= INSTRUCTIONS FOR THE TASK =
In your copy, leave out the pictures; write out all the data exactly.
***
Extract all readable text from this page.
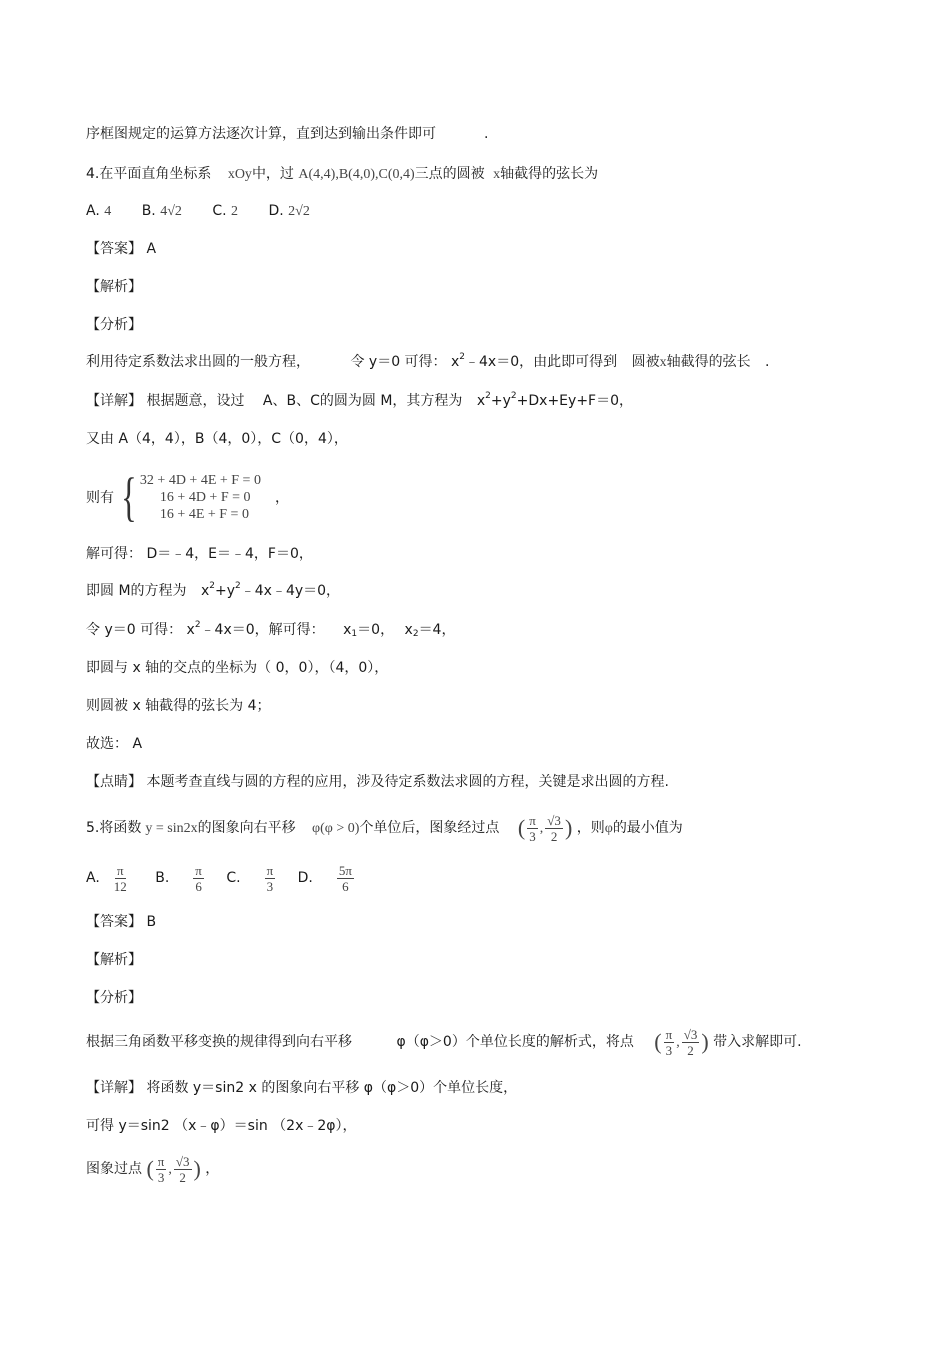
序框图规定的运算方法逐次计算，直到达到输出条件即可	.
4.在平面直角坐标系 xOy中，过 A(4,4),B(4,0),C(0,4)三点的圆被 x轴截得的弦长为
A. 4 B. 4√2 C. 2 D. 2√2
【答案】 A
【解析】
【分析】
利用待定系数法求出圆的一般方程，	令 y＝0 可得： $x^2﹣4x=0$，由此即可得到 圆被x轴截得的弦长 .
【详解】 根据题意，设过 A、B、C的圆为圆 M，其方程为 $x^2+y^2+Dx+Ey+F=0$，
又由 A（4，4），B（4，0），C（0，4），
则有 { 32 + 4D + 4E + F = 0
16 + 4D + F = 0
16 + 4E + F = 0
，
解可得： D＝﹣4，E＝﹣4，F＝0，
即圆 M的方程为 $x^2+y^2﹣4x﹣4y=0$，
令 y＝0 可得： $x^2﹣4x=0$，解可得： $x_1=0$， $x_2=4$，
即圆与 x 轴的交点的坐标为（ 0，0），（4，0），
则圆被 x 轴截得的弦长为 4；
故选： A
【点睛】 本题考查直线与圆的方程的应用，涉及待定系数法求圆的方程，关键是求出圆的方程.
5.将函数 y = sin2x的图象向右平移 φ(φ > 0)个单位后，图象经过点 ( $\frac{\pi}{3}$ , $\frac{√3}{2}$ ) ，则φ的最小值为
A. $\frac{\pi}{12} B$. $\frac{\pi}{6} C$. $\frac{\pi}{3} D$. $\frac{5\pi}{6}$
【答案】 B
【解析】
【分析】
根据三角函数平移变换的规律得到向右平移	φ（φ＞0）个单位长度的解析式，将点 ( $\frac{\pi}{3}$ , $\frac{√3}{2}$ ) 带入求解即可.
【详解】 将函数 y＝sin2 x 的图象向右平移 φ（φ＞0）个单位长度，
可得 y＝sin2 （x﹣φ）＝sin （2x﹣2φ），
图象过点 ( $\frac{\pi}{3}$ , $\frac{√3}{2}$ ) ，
***
= RIGHT ANSWER =
Extract all readable text from this page.
序框图规定的运算方法逐次计算，直到达到输出条件即可	.
4.在平面直角坐标系 xOy中，过 A(4,4),B(4,0),C(0,4)三点的圆被 x轴截得的弦长为
A. 4 B. 4√2 C. 2 D. 2√2
【答案】 A
【解析】
【分析】
利用待定系数法求出圆的一般方程，	令 y＝0 可得： $x^2﹣4x=0$，由此即可得到 圆被x轴截得的弦长 .
【详解】 根据题意，设过 A、B、C的圆为圆 M，其方程为 $x^2+y^2+Dx+Ey+F=0$，
又由 A（4，4），B（4，0），C（0，4），
则有 { 32 + 4D + 4E + F = 0
16 + 4D + F = 0
16 + 4E + F = 0
，
解可得： D＝﹣4，E＝﹣4，F＝0，
即圆 M的方程为 $x^2+y^2﹣4x﹣4y=0$，
令 y＝0 可得： $x^2﹣4x=0$，解可得： $x_1=0$， $x_2=4$，
即圆与 x 轴的交点的坐标为（ 0，0），（4，0），
则圆被 x 轴截得的弦长为 4；
故选： A
【点睛】 本题考查直线与圆的方程的应用，涉及待定系数法求圆的方程，关键是求出圆的方程.
5.将函数 y = sin2x的图象向右平移 φ(φ > 0)个单位后，图象经过点 ( $\frac{\pi}{3}$ , $\frac{√3}{2}$ ) ，则φ的最小值为
A. $\frac{\pi}{12} B$. $\frac{\pi}{6} C$. $\frac{\pi}{3} D$. $\frac{5\pi}{6}$
【答案】 B
【解析】
【分析】
根据三角函数平移变换的规律得到向右平移	φ（φ＞0）个单位长度的解析式，将点 ( $\frac{\pi}{3}$ , $\frac{√3}{2}$ ) 带入求解即可.
【详解】 将函数 y＝sin2 x 的图象向右平移 φ（φ＞0）个单位长度，
可得 y＝sin2 （x﹣φ）＝sin （2x﹣2φ），
图象过点 ( $\frac{\pi}{3}$ , $\frac{√3}{2}$ ) ，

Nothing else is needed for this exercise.